** begin Task data **

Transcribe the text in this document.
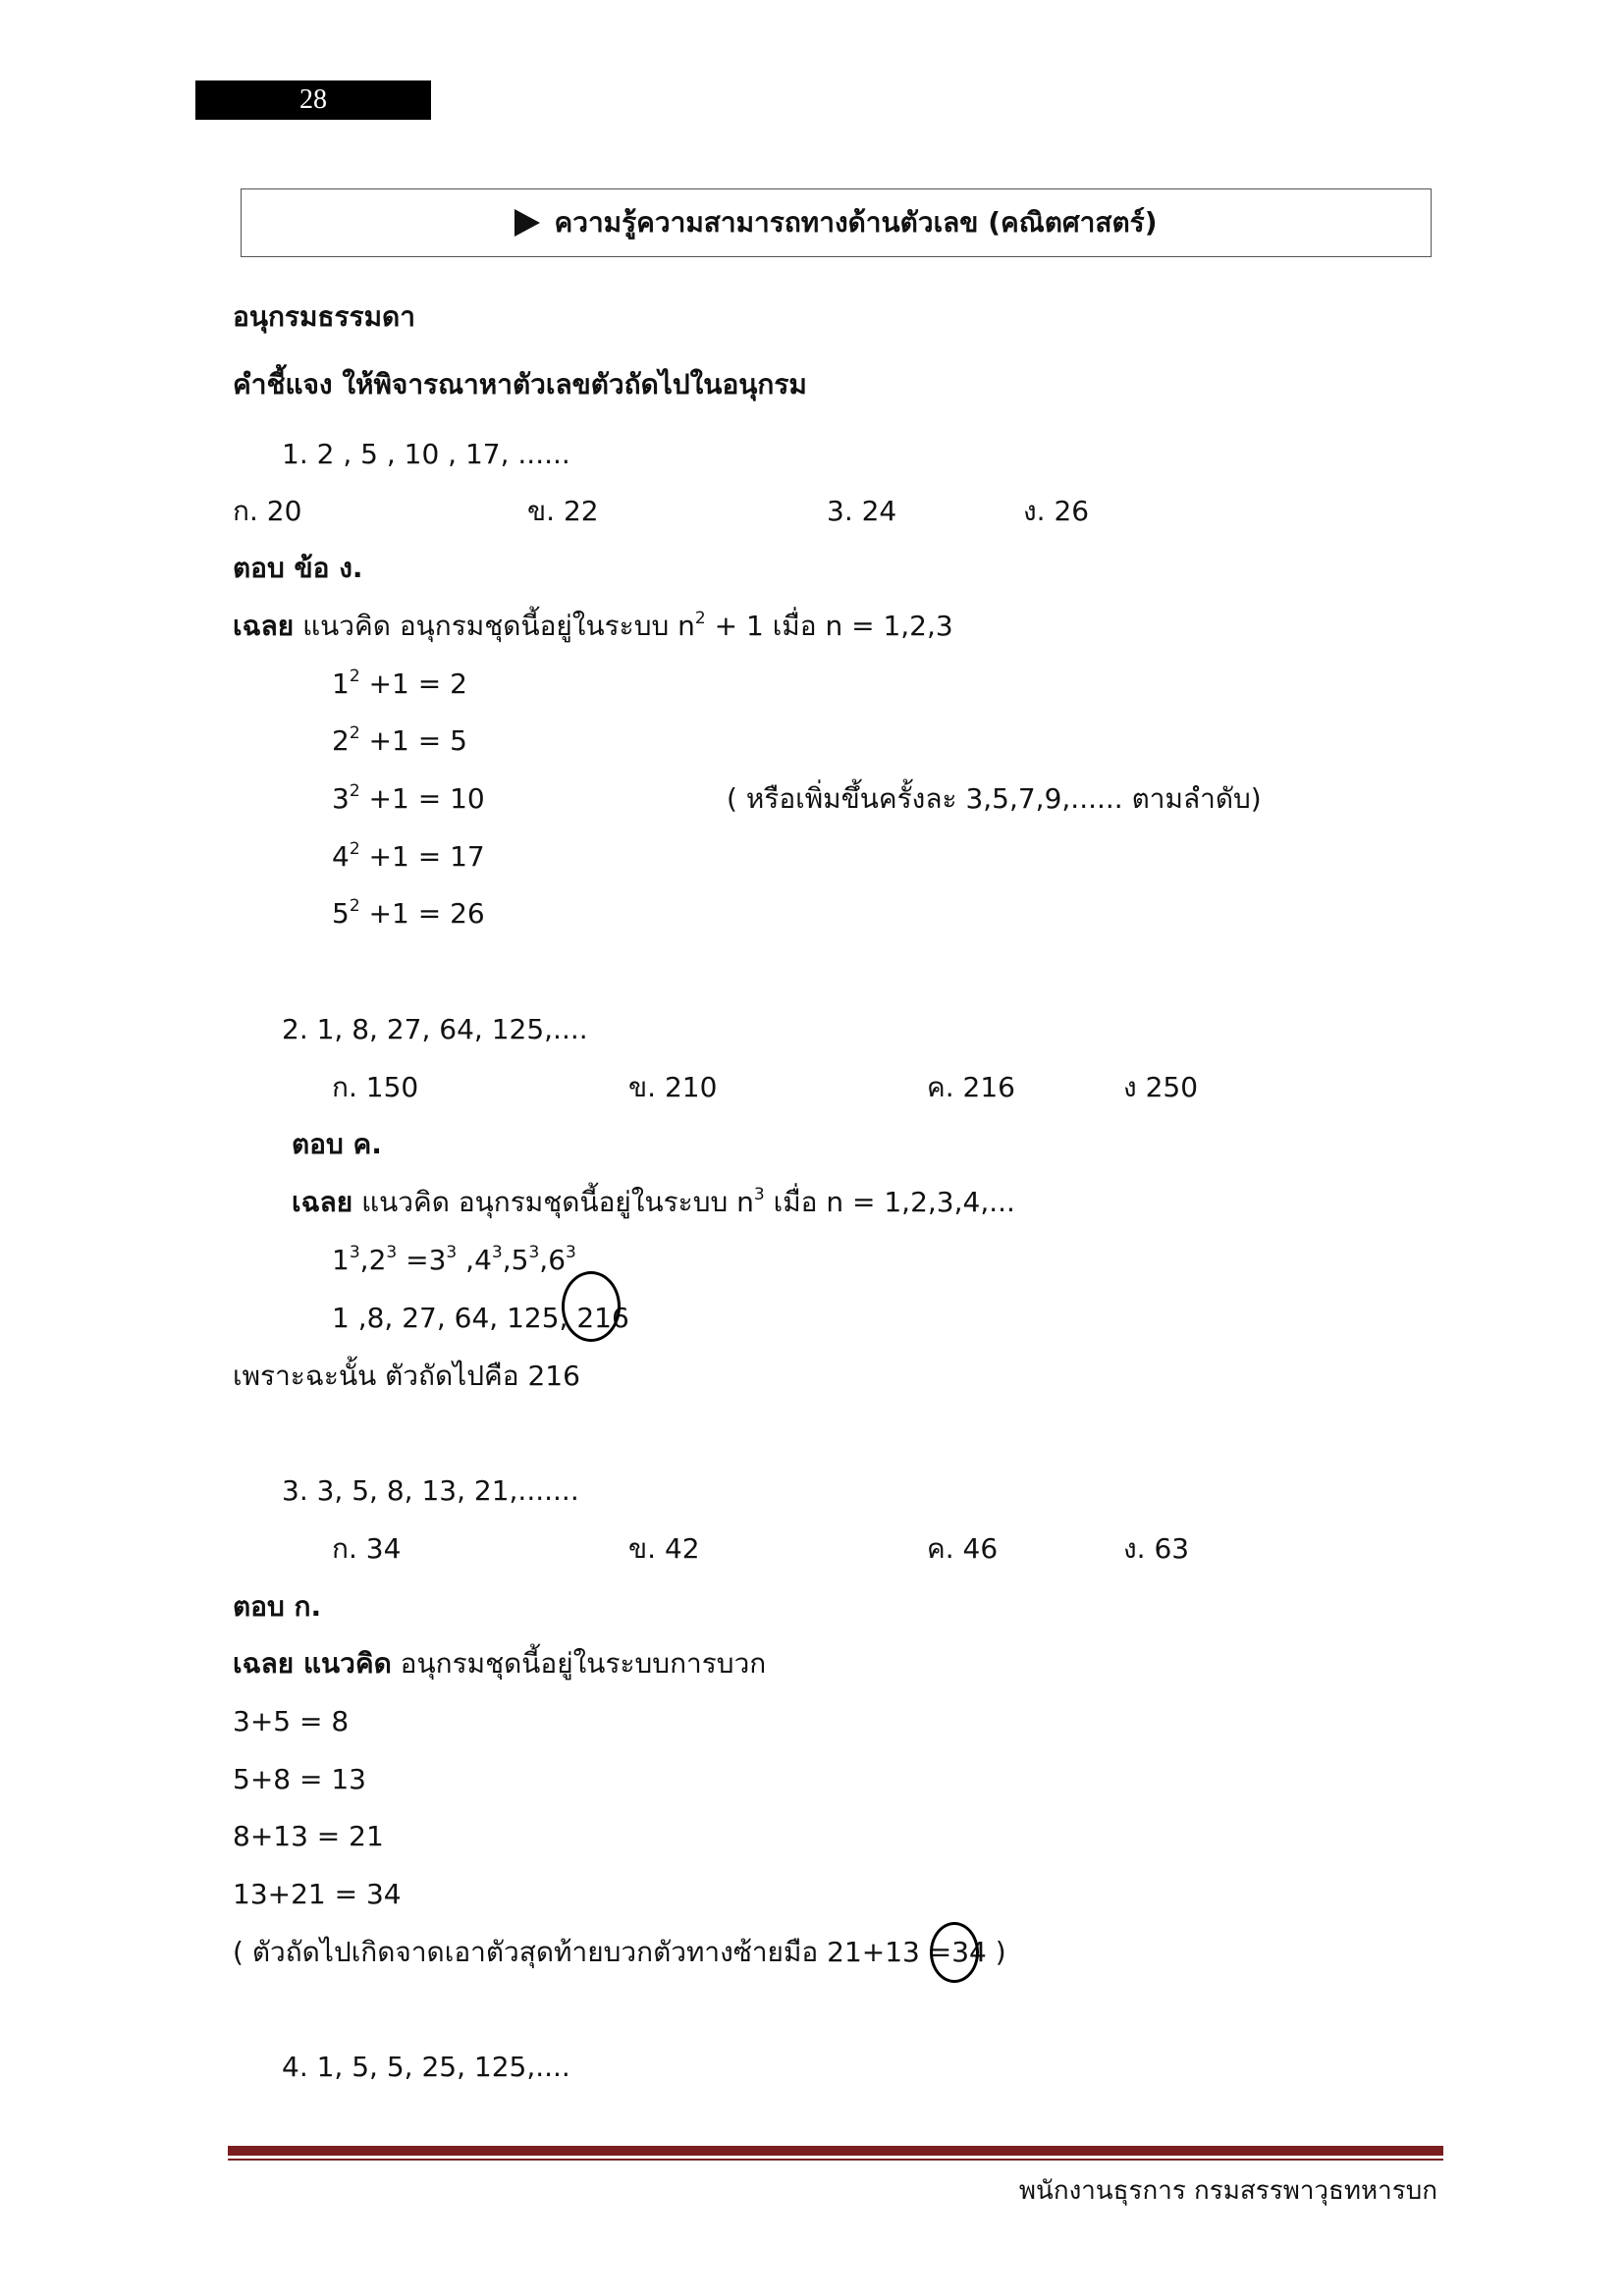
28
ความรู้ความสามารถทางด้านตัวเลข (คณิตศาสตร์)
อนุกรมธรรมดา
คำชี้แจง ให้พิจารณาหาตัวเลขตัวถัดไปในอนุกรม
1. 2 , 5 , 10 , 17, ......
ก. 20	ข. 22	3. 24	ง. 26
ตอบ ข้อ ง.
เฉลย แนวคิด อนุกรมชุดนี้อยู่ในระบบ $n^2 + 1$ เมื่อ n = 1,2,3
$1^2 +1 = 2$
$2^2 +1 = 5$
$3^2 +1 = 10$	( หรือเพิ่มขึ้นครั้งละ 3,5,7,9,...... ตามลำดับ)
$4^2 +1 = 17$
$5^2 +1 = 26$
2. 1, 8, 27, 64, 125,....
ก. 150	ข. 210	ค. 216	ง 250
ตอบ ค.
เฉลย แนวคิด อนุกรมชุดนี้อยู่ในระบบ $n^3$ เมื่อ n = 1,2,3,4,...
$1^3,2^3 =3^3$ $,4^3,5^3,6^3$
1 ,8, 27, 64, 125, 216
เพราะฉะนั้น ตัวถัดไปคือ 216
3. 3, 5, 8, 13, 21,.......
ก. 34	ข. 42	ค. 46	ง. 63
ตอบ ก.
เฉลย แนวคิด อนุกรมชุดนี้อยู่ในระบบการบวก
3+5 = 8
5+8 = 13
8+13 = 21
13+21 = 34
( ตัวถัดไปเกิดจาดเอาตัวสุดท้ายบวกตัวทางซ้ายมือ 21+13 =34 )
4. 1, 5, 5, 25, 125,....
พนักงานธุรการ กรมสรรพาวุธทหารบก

** end Task data **

Given task: Every line above should be returned exactly; the pictures stay out.

Answer:
Transcribe the text in this document.
28
ความรู้ความสามารถทางด้านตัวเลข (คณิตศาสตร์)
อนุกรมธรรมดา
คำชี้แจง ให้พิจารณาหาตัวเลขตัวถัดไปในอนุกรม
1. 2 , 5 , 10 , 17, ......
ก. 20	ข. 22	3. 24	ง. 26
ตอบ ข้อ ง.
เฉลย แนวคิด อนุกรมชุดนี้อยู่ในระบบ $n^2 + 1$ เมื่อ n = 1,2,3
$1^2 +1 = 2$
$2^2 +1 = 5$
$3^2 +1 = 10$	( หรือเพิ่มขึ้นครั้งละ 3,5,7,9,...... ตามลำดับ)
$4^2 +1 = 17$
$5^2 +1 = 26$
2. 1, 8, 27, 64, 125,....
ก. 150	ข. 210	ค. 216	ง 250
ตอบ ค.
เฉลย แนวคิด อนุกรมชุดนี้อยู่ในระบบ $n^3$ เมื่อ n = 1,2,3,4,...
$1^3,2^3 =3^3$ $,4^3,5^3,6^3$
1 ,8, 27, 64, 125, 216
เพราะฉะนั้น ตัวถัดไปคือ 216
3. 3, 5, 8, 13, 21,.......
ก. 34	ข. 42	ค. 46	ง. 63
ตอบ ก.
เฉลย แนวคิด อนุกรมชุดนี้อยู่ในระบบการบวก
3+5 = 8
5+8 = 13
8+13 = 21
13+21 = 34
( ตัวถัดไปเกิดจาดเอาตัวสุดท้ายบวกตัวทางซ้ายมือ 21+13 =34 )
4. 1, 5, 5, 25, 125,....
พนักงานธุรการ กรมสรรพาวุธทหารบก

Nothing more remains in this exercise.